Identify the lines that contain the word "maximize" and copy each one.

* * *

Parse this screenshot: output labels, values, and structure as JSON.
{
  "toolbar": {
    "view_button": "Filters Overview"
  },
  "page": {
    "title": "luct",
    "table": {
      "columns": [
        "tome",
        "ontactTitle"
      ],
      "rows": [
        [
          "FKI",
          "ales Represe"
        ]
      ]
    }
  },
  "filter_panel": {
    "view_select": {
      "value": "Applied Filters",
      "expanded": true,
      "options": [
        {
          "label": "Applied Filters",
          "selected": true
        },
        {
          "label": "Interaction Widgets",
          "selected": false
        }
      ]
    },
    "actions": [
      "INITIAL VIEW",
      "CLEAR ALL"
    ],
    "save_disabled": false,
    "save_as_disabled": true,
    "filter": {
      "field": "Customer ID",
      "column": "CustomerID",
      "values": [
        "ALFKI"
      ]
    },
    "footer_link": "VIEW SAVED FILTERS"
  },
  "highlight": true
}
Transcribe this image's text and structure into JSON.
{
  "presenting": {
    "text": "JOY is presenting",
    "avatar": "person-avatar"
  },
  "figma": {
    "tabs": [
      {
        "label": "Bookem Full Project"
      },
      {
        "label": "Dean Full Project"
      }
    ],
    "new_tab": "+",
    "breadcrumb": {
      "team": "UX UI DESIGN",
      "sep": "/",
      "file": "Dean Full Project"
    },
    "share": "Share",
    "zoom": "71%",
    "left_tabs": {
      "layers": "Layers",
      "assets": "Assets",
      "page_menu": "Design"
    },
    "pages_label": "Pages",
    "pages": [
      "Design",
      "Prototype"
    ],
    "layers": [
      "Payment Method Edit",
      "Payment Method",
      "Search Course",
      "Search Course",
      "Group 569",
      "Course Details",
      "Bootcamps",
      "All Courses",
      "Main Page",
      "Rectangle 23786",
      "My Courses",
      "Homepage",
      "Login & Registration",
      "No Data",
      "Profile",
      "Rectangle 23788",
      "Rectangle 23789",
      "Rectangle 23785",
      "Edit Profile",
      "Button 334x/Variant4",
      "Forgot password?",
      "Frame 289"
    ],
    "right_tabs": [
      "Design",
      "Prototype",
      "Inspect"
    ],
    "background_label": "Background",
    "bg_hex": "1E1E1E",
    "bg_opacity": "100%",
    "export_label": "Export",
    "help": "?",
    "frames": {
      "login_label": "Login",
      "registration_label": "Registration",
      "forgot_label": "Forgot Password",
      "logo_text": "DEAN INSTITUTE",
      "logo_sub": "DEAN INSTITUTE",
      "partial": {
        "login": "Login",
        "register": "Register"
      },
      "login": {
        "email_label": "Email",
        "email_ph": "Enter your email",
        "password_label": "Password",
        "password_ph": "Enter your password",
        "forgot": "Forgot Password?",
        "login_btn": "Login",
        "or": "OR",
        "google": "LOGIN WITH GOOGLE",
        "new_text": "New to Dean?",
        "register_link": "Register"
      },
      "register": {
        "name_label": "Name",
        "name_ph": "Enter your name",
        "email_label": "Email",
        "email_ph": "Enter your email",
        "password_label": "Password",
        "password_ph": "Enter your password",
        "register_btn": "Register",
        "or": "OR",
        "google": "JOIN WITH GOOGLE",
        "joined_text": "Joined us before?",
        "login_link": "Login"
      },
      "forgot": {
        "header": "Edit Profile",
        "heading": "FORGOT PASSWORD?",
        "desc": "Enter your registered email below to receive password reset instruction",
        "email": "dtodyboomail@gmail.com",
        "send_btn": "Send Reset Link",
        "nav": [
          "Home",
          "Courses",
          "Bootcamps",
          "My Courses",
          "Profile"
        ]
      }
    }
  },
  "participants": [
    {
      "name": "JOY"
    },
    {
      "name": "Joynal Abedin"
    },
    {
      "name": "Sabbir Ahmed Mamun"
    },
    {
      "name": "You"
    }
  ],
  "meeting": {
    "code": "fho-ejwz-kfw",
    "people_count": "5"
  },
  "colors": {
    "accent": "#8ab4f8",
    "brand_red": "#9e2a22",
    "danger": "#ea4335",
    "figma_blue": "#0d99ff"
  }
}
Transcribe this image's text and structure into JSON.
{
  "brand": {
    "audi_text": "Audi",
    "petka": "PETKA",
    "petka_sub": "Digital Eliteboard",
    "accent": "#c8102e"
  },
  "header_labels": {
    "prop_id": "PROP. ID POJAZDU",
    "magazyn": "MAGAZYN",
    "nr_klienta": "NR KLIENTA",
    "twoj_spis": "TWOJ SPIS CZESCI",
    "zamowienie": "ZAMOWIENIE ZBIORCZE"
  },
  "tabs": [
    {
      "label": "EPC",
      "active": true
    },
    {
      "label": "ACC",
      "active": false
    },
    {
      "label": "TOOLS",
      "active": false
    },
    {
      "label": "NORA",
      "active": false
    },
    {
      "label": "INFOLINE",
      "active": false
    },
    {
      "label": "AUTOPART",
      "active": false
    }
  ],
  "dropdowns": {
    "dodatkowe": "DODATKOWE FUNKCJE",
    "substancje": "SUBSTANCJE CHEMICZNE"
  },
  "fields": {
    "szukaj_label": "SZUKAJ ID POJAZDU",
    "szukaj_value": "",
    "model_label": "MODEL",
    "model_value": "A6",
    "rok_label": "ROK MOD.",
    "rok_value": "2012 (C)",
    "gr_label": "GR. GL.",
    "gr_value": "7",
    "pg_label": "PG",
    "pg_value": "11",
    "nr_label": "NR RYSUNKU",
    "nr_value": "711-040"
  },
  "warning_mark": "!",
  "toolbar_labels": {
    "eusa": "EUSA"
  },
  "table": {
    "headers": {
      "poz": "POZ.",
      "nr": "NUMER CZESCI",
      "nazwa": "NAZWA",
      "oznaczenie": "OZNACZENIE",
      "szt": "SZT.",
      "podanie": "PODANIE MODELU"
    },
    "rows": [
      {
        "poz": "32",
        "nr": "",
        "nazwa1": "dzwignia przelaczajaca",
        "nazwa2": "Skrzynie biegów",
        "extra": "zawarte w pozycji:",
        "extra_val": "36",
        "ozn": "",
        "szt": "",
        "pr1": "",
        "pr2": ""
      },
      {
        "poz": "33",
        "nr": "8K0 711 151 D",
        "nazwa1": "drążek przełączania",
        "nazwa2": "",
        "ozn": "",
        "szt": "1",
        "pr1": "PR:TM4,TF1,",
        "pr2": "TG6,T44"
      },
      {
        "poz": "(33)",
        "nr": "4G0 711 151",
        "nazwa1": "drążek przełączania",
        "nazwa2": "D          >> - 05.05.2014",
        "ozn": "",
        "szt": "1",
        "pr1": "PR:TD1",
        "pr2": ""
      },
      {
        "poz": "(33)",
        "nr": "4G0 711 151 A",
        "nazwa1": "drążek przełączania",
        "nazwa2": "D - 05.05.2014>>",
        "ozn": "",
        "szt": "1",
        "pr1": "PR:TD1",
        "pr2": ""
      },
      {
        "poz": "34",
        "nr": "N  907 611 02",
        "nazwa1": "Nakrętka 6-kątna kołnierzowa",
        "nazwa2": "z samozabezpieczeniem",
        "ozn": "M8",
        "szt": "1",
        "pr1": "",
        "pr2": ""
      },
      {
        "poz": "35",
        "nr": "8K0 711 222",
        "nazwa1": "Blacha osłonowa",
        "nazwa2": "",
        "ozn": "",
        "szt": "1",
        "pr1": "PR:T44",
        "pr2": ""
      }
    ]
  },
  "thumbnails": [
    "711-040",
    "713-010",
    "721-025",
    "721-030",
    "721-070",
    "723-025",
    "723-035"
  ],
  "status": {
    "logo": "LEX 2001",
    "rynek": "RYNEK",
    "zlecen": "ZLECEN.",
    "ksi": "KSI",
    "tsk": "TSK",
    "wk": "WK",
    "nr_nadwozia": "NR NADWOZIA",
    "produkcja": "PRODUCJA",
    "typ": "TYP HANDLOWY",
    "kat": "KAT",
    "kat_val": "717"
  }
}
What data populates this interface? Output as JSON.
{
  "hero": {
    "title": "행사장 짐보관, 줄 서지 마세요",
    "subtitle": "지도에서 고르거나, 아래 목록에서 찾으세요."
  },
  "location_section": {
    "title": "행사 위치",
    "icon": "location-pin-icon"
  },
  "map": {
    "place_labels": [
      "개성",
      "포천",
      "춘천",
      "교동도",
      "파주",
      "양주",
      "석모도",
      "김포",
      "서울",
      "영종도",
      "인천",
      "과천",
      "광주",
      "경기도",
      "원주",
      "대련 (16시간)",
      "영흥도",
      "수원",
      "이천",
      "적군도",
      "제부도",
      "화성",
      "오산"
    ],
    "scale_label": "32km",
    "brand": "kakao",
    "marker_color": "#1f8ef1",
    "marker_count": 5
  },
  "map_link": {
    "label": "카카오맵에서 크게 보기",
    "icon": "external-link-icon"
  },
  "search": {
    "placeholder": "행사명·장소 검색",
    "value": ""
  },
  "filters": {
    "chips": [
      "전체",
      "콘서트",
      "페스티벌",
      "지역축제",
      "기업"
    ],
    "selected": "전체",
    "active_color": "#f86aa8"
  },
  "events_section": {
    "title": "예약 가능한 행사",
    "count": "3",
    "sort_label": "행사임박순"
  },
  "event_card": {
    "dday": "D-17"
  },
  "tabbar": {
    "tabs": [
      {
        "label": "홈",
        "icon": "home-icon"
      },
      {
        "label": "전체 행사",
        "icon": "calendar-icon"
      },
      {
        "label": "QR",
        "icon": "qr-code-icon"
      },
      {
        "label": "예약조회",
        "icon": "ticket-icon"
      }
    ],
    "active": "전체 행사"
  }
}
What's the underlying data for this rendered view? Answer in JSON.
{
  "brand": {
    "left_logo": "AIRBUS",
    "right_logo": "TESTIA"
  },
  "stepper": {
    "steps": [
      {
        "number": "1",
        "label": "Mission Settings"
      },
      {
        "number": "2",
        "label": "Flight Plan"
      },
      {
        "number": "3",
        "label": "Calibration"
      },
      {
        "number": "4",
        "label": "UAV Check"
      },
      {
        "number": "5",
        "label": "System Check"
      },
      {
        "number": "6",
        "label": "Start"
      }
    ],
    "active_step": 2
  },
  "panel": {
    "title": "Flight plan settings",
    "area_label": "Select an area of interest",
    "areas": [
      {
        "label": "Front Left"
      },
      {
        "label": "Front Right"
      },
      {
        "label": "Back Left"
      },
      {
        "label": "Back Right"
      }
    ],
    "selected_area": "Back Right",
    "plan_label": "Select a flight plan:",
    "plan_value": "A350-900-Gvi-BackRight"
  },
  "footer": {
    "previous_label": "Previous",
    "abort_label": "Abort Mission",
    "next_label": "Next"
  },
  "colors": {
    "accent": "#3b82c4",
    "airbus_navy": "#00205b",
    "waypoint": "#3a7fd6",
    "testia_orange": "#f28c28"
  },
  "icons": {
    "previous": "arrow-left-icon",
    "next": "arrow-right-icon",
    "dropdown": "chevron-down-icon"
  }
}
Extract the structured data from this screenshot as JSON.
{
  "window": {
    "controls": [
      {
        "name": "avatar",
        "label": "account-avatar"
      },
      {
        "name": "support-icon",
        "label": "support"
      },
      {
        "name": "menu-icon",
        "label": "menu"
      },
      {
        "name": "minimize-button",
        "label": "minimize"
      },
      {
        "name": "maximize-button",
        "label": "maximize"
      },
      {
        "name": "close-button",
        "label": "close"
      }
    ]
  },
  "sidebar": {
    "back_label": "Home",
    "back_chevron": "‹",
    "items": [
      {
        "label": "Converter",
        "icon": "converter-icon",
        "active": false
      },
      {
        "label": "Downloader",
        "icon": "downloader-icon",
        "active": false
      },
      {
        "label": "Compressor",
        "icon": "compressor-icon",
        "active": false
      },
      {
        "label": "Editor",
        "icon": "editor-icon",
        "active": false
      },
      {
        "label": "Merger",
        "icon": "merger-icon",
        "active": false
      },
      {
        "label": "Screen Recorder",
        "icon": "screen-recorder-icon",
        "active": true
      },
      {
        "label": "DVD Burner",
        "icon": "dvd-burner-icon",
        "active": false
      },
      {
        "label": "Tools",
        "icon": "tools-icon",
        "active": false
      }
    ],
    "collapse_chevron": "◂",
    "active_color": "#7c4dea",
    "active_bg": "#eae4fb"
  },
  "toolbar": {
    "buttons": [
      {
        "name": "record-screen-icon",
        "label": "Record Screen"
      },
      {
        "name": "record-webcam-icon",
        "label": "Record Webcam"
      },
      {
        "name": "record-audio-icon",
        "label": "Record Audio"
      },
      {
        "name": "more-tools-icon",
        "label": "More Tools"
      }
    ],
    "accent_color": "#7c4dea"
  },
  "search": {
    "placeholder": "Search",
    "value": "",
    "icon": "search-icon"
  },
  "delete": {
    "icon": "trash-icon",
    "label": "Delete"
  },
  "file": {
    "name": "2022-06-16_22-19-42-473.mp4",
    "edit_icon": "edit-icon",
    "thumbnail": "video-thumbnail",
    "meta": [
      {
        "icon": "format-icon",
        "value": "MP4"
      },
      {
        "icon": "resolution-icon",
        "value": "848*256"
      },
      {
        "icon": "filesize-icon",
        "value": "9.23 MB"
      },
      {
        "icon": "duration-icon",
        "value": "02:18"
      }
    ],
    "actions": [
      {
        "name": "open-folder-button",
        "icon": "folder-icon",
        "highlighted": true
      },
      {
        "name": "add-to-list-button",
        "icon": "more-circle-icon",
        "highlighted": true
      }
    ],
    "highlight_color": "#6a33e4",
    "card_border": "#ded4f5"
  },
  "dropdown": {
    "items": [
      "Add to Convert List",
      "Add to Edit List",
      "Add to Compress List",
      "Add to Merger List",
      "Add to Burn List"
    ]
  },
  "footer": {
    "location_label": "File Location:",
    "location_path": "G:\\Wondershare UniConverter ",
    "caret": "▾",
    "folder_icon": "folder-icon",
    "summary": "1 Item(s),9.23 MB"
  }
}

* * *

COMPLETE RESPONSE
        "name": "maximize-button",
        "label": "maximize"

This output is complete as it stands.